The cottage vacationer sets off into the forest in open-toed sandals, shorts, and a T-shirt.
      A few moments later he scampers back and complains that nobody can survive out there because "you get eaten alive by the mosquitoes" and the branches of the wild raspberry and bramble bushes tear your shins to shreds.
     
     
WOOD-FIRED SAUNA
     
     
Tricky. The urban cottager cannot use a small wood-fired sauna stove correctly. It is not like the big old thing at the swimming pool, where you splash a lot of water around and shut the door after you when you are done.
      With a small sauna, when you are finished, you should put on a couple more logs and open up the window a bit. Otherwise there will not be enough residual heat to dry the place off.
      This sort of careless dampness means a city-cottager can ruin even a decent sauna in a couple of summers.
     
     
GARBAGE
     
     
At his last cottage, the vacationer conscientiously paid the waste disposal charges and took the rubbish to the place specified for it by the local community.

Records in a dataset
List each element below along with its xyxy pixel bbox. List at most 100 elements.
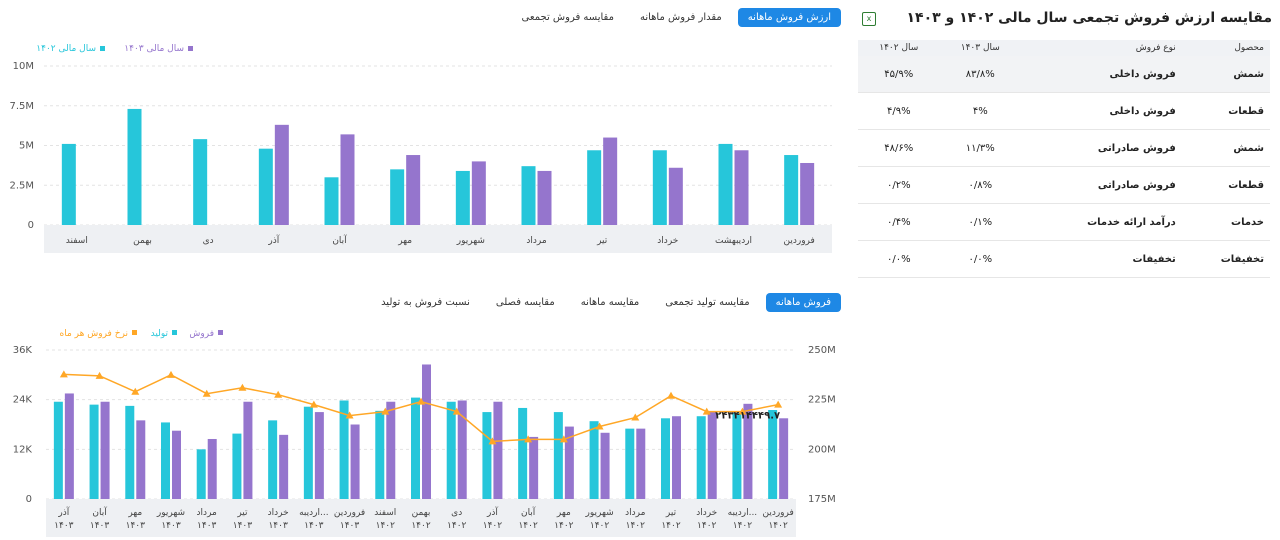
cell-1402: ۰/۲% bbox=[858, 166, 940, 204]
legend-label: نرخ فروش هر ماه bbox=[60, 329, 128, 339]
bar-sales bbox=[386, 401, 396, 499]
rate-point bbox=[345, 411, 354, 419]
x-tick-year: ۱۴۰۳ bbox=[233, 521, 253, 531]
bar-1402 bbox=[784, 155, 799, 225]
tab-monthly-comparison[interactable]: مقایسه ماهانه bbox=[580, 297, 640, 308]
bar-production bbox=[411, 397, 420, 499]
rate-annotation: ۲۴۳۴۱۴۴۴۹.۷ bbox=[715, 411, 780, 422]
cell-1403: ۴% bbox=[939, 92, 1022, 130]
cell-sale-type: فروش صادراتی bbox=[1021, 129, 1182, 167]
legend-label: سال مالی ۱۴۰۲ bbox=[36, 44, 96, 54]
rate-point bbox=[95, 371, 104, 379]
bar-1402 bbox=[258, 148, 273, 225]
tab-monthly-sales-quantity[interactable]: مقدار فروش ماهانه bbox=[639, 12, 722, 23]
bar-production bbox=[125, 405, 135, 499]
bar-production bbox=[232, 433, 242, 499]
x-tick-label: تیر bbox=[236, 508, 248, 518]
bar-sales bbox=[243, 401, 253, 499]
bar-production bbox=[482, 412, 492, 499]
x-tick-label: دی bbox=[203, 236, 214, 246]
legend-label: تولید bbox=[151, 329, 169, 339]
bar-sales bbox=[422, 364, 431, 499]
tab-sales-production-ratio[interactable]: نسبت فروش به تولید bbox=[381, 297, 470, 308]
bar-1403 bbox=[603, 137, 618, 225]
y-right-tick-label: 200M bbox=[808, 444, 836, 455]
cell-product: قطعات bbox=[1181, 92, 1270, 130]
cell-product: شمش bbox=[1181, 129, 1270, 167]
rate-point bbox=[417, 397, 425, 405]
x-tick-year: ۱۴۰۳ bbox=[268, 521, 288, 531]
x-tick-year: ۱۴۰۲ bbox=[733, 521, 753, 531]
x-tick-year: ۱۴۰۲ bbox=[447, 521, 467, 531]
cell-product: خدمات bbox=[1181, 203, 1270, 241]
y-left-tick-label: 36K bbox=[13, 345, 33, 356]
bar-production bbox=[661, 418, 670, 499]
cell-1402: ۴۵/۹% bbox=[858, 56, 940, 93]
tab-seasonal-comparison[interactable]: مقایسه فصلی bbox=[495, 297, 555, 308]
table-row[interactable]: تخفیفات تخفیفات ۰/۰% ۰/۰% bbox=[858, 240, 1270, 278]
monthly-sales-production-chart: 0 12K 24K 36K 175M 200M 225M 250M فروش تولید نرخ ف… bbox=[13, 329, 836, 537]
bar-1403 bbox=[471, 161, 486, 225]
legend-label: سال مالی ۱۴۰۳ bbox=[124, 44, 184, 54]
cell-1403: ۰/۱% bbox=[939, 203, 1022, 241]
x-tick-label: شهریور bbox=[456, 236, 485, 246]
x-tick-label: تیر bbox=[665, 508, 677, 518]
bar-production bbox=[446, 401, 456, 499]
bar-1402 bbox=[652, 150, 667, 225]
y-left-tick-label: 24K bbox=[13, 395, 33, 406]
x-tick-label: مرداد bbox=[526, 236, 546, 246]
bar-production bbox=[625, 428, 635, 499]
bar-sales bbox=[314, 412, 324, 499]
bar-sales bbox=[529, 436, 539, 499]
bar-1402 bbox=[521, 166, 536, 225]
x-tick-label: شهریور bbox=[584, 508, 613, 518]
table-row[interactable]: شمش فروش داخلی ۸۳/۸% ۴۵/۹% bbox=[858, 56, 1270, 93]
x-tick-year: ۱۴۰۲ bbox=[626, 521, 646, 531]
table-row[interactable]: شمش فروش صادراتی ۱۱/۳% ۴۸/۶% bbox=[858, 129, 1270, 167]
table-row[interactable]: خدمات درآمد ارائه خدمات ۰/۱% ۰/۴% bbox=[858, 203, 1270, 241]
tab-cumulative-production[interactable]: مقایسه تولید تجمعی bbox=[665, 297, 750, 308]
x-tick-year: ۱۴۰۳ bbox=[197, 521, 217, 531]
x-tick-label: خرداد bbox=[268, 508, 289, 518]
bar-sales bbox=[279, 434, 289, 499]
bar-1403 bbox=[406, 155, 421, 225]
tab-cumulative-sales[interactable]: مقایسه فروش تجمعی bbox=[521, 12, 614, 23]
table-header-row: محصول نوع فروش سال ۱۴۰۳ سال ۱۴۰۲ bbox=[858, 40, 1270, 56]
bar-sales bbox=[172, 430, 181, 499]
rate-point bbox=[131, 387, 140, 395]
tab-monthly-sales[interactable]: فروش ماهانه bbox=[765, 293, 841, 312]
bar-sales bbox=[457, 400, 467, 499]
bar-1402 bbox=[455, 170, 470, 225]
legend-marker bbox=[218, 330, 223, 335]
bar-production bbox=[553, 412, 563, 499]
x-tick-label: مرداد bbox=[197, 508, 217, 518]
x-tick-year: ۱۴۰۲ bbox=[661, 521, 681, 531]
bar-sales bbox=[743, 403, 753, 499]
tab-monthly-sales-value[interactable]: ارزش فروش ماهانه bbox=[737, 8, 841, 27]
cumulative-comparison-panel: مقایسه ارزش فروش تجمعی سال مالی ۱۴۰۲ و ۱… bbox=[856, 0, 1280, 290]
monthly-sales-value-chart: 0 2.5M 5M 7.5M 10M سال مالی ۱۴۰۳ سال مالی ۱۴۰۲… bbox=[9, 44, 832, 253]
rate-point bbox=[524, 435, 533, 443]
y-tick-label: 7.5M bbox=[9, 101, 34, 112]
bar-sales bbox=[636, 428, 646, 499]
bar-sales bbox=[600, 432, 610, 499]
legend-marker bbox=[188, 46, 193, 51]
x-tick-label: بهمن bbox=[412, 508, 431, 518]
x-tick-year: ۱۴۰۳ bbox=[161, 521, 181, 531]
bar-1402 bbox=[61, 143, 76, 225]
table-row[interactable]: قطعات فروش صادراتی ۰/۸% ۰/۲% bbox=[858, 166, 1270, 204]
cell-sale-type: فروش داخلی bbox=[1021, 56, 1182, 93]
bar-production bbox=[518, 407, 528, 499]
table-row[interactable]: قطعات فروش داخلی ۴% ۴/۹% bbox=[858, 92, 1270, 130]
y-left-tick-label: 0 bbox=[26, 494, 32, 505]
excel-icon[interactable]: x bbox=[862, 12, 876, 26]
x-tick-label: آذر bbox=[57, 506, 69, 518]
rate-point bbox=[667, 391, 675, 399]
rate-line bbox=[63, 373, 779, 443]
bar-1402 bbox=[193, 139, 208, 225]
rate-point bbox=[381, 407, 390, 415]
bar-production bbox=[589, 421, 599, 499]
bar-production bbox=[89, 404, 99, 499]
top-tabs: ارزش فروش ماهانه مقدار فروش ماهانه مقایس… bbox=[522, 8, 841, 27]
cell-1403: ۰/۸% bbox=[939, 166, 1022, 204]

Short problem 1: Identify every line of the records that contains the string "ارزش", treating uppercase and lowercase as distinct.
Short problem 2: Write what comes next in the passage about city dwellers at summer cottages, picking up right after its last sentence.

Response 1:
tab-monthly-sales-value[interactable]: ارزش فروش ماهانه bbox=[737, 8, 841, 27]
cumulative-comparison-panel: مقایسه ارزش فروش تجمعی سال مالی ۱۴۰۲ و ۱… bbox=[856, 0, 1280, 290]
top-tabs: ارزش فروش ماهانه مقدار فروش ماهانه مقایس… bbox=[522, 8, 841, 27]

Response 2:
      At his new cottage, however, the community have not arranged such a place. He does not pay any local dues.
      Instead he takes his bags of garbage to the dumpster behind the SIWA mini-mart in the nearby town. Judging by the teetering pile of plastic bags coming out of the top of the dumpster, so does everybody else.
      One thing the urbanite cottager does not realise is that the sweet scent of rotting marinade at the cottage garbage area attracts animals. Any bear worth his salt can pick up a whiff of it at a range of as much as ten kilometres.
     
     
SHRUBS AND FLOWERBEDS
     
     
A city-dweller bought a cottage that came blessed with some wonderful bushes and flowerbeds. The bushes pined and the perennials all died off. "I suppose they don't get enough sunshine?" asked the guests in some embarrassment.
      The urban cottage-owner invests a good deal of money in shrubs and flowers. He doesn't quite get it that they won't survive if people only visit the place at odd weekends.
     
     
FIREWOOD
     
     
Curiously, firewood does not appear in the cottage woodshed all by itself. The cottage owner has to determine where the wood is to be acquired from, how it is to be chopped up, and how it is to be stacked.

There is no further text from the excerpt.